• _What is needed_: Present every line of the material below as a Markdown table with the columns "No." and "Text", numbering the lines in order and leaving out blank lines.

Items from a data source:
* BEGIN *

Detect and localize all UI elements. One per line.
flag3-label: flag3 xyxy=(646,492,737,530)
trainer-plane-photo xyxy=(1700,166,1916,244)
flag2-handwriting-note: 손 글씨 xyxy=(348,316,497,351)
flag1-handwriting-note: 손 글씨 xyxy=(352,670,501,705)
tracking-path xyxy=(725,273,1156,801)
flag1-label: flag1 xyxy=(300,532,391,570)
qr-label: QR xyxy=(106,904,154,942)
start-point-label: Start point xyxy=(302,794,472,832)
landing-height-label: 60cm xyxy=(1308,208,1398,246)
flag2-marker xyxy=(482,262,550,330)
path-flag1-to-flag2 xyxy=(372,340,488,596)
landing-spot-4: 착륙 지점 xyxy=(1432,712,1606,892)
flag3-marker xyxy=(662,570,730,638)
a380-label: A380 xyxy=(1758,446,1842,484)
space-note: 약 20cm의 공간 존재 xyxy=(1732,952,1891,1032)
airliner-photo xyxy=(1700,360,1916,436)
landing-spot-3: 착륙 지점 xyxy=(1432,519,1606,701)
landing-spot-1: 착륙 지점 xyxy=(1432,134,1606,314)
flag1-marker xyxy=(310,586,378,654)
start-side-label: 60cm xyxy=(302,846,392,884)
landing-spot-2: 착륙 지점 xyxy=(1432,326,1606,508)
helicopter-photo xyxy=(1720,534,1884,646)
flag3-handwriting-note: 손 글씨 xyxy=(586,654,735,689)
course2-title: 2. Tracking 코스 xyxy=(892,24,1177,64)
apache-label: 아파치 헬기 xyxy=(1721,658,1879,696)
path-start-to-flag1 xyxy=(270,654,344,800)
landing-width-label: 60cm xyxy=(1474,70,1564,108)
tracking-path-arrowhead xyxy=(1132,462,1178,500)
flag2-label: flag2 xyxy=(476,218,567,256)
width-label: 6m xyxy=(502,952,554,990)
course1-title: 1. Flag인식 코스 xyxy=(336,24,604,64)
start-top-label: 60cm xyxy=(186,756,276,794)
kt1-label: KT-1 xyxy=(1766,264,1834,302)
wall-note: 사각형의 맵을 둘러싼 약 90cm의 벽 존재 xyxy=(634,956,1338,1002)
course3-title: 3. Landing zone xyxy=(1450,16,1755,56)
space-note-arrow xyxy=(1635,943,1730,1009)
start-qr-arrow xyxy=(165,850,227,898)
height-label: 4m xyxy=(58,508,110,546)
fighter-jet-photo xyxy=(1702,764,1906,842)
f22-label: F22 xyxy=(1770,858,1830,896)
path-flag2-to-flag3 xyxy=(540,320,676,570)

* END *

• _Solution below_:
| No. | Text |
|---|---|
| 1 | Detect and localize all UI elements. One per line. |
| 2 | flag3-label: flag3 xyxy=(646,492,737,530) |
| 3 | trainer-plane-photo xyxy=(1700,166,1916,244) |
| 4 | flag2-handwriting-note: 손 글씨 xyxy=(348,316,497,351) |
| 5 | flag1-handwriting-note: 손 글씨 xyxy=(352,670,501,705) |
| 6 | tracking-path xyxy=(725,273,1156,801) |
| 7 | flag1-label: flag1 xyxy=(300,532,391,570) |
| 8 | qr-label: QR xyxy=(106,904,154,942) |
| 9 | start-point-label: Start point xyxy=(302,794,472,832) |
| 10 | landing-height-label: 60cm xyxy=(1308,208,1398,246) |
| 11 | flag2-marker xyxy=(482,262,550,330) |
| 12 | path-flag1-to-flag2 xyxy=(372,340,488,596) |
| 13 | landing-spot-4: 착륙 지점 xyxy=(1432,712,1606,892) |
| 14 | flag3-marker xyxy=(662,570,730,638) |
| 15 | a380-label: A380 xyxy=(1758,446,1842,484) |
| 16 | space-note: 약 20cm의 공간 존재 xyxy=(1732,952,1891,1032) |
| 17 | airliner-photo xyxy=(1700,360,1916,436) |
| 18 | landing-spot-3: 착륙 지점 xyxy=(1432,519,1606,701) |
| 19 | landing-spot-1: 착륙 지점 xyxy=(1432,134,1606,314) |
| 20 | flag1-marker xyxy=(310,586,378,654) |
| 21 | start-side-label: 60cm xyxy=(302,846,392,884) |
| 22 | landing-spot-2: 착륙 지점 xyxy=(1432,326,1606,508) |
| 23 | helicopter-photo xyxy=(1720,534,1884,646) |
| 24 | flag3-handwriting-note: 손 글씨 xyxy=(586,654,735,689) |
| 25 | course2-title: 2. Tracking 코스 xyxy=(892,24,1177,64) |
| 26 | apache-label: 아파치 헬기 xyxy=(1721,658,1879,696) |
| 27 | path-start-to-flag1 xyxy=(270,654,344,800) |
| 28 | landing-width-label: 60cm xyxy=(1474,70,1564,108) |
| 29 | tracking-path-arrowhead xyxy=(1132,462,1178,500) |
| 30 | flag2-label: flag2 xyxy=(476,218,567,256) |
| 31 | width-label: 6m xyxy=(502,952,554,990) |
| 32 | course1-title: 1. Flag인식 코스 xyxy=(336,24,604,64) |
| 33 | start-top-label: 60cm xyxy=(186,756,276,794) |
| 34 | kt1-label: KT-1 xyxy=(1766,264,1834,302) |
| 35 | wall-note: 사각형의 맵을 둘러싼 약 90cm의 벽 존재 xyxy=(634,956,1338,1002) |
| 36 | course3-title: 3. Landing zone xyxy=(1450,16,1755,56) |
| 37 | space-note-arrow xyxy=(1635,943,1730,1009) |
| 38 | start-qr-arrow xyxy=(165,850,227,898) |
| 39 | height-label: 4m xyxy=(58,508,110,546) |
| 40 | fighter-jet-photo xyxy=(1702,764,1906,842) |
| 41 | f22-label: F22 xyxy=(1770,858,1830,896) |
| 42 | path-flag2-to-flag3 xyxy=(540,320,676,570) |